▸ **Selected passage**:
# Breeder in New England/Northeast region?



## Ispiro (Sep 22, 2014)

Hello,

I've been looking for a breeder that is within relatively short travel distance of Massachusetts. 

I contacted a lot of breeders but they are either too expensive, sold out, too fishy or not responding. GrassoShepherds were the only ones in my price range but the puppies aren't registered, only a handful of pictures of the puppies, no real pictures of the parents and I don't get to see the parents for myself either. Is it still a good idea to buy from them? I saw posts here that say he is great so I'm considering it still.

I searched this forum for previous recommendations but so far, no dice. Ryanhaus, vona hen-c, Wilhendorf, Nordonsten, tarawood, diamondmatch, and others too.

There's no real reason I can't wait for next litters, and I can even save more money for a more expensive breeder, but I need some advice especially from someone who has experience with the breeder. 

The puppy should be suitable for a home but I'm pretty active and I walk a few miles everyday and so does my living partner. I have experience having a German Shepherd but it was not properly trained and although he was a huge ball of happiness, it was a huge pain sometimes. I intend to train, socialize and exercise the new puppy. I have been reading up and watching videos on dog training, but I think socializing and exercising won't be a problem at all. Healthy, calm and intelligent is really my biggest priorities in choosing and raising a puppy. I have been leaning towards working lines simply because they seem to have a healthier structure and more willingness to be trained and obedient. I am not deeply interested in how many titles their parents have but I assume a puppy coming from a long line of obviously well trained dogs would be more inclined to follow suit.

▸ **Raw records**:

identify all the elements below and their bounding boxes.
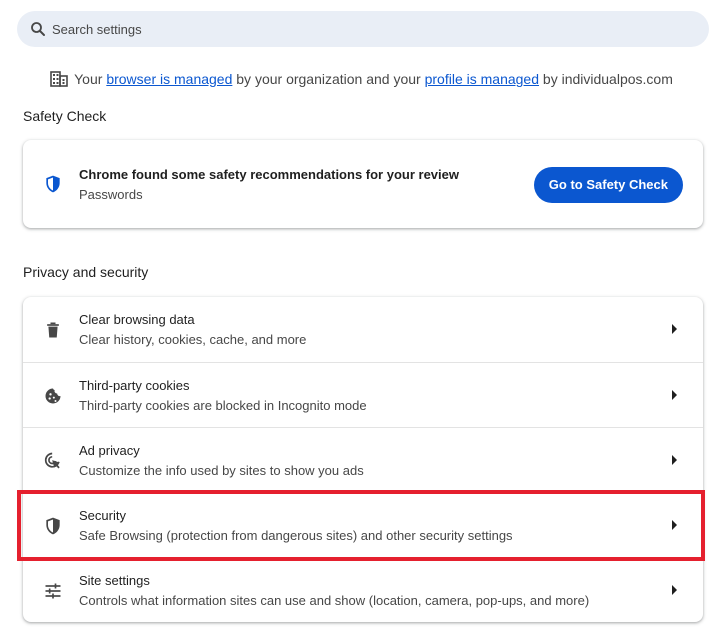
row-subtitle: Customize the info used by sites to show… <box>79 463 364 478</box>
trash-icon <box>47 322 59 338</box>
safety-check-title: Chrome found some safety recommendations… <box>79 167 459 182</box>
chevron-right-icon <box>672 520 677 530</box>
profile-managed-link[interactable]: profile is managed <box>425 71 539 87</box>
go-to-safety-check-button[interactable]: Go to Safety Check <box>533 167 683 203</box>
row-subtitle: Safe Browsing (protection from dangerous… <box>79 528 513 543</box>
search-placeholder: Search settings <box>52 22 142 37</box>
privacy-security-card: Clear browsing data Clear history, cooki… <box>23 297 703 622</box>
chevron-right-icon <box>672 455 677 465</box>
shield-icon <box>46 517 60 535</box>
row-subtitle: Clear history, cookies, cache, and more <box>79 332 307 347</box>
managed-suffix: by individualpos.com <box>539 71 673 87</box>
search-icon <box>31 22 45 36</box>
clear-browsing-data-row[interactable]: Clear browsing data Clear history, cooki… <box>23 297 703 362</box>
tune-icon <box>45 583 61 599</box>
row-subtitle: Controls what information sites can use … <box>79 593 590 608</box>
building-icon <box>50 71 68 87</box>
managed-notice: Your browser is managed by your organiza… <box>0 70 723 88</box>
search-input[interactable]: Search settings <box>17 11 709 47</box>
privacy-security-heading: Privacy and security <box>23 264 149 280</box>
site-settings-row[interactable]: Site settings Controls what information … <box>23 557 703 622</box>
safety-check-subtitle: Passwords <box>79 187 143 202</box>
row-subtitle: Third-party cookies are blocked in Incog… <box>79 398 367 413</box>
row-title: Ad privacy <box>79 443 140 458</box>
chevron-right-icon <box>672 390 677 400</box>
cookie-icon <box>45 388 61 404</box>
row-title: Clear browsing data <box>79 312 195 327</box>
ad-privacy-row[interactable]: Ad privacy Customize the info used by si… <box>23 427 703 492</box>
managed-middle: by your organization and your <box>232 71 425 87</box>
safety-check-heading: Safety Check <box>23 108 107 124</box>
shield-check-icon <box>46 175 60 193</box>
row-title: Security <box>79 508 126 523</box>
ad-privacy-icon <box>44 452 60 469</box>
safety-check-card: Chrome found some safety recommendations… <box>23 140 703 228</box>
chevron-right-icon <box>672 585 677 595</box>
managed-prefix: Your <box>74 71 107 87</box>
browser-managed-link[interactable]: browser is managed <box>106 71 232 87</box>
security-row[interactable]: Security Safe Browsing (protection from … <box>23 492 703 557</box>
row-title: Site settings <box>79 573 150 588</box>
third-party-cookies-row[interactable]: Third-party cookies Third-party cookies … <box>23 362 703 427</box>
chevron-right-icon <box>672 324 677 334</box>
row-title: Third-party cookies <box>79 378 190 393</box>
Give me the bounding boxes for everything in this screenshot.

▸ **Written tasks**:
1/ In the forum post about finding a breeder, which breeder was the only one in the poster's price range?
2/ Write the next part of the forum post about finding a breeder, picking up after its last sentence.

▸ **Results by task**:
1/ GrassoShepherds

2/
Any help would be greatly appreciated.

Best Regards,
Ispiro.


----------



## Jax08 (Feb 13, 2009)

None of the Grasso dogs are registered? I know he imports. They don't have pink papers?


----------



## KZoppa (Aug 14, 2010)

I actually got to meet this breeder today and was impressed with her dogs. She was a very nice lady who was knowledgeable from what we discussed. 

Ryanhaus Kennel - Upcoming litters


----------



## Ispiro (Sep 22, 2014)

KZoppa said:


> I actually got to meet this breeder today and was impressed with her dogs. She was a very nice lady who was knowledgeable from what we discussed.
> 
> Ryanhaus Kennel - Upcoming litters


I e-mailed them and called but they never responded. Do you have any idea of how much it costs to get a puppy from them? The puppies that will be ready on January 1st would be perfect.



Jax08 said:


> None of the Grasso dogs are registered? I know he imports. They don't have pink papers?


Oh, I just know they aren't registered in America. They have pink papers according to the website but I didn't clear that up with him.

Best Regards,
Ispiro.


----------



## Jax08 (Feb 13, 2009)

Pink papers can be transferred to AKC. If you are interested in his dogs, discuss it with him further.


----------



## KZoppa (Aug 14, 2010)

Ispiro said:


> I e-mailed them and called but they never responded. Do you have any idea of how much it costs to get a puppy from them? The puppies that will be ready on January 1st would be perfect.
> 
> 
> 
> ...




I'm not sure of the price of their puppies. I know she said she tries to return calls in 48 hours. Not sure on emails though.


----------



## Ispiro (Sep 22, 2014)

KZoppa said:


> I'm not sure of the price of their puppies. I know she said she tries to return calls in 48 hours. Not sure on emails though.


I don't think it has been 48 hours for me since I called so there's still hope. If the price is reasonable I think they would definitely be my first pick.



Jax08 said:


> Pink papers can be transferred to AKC. If you are interested in his dogs, discuss it with him further.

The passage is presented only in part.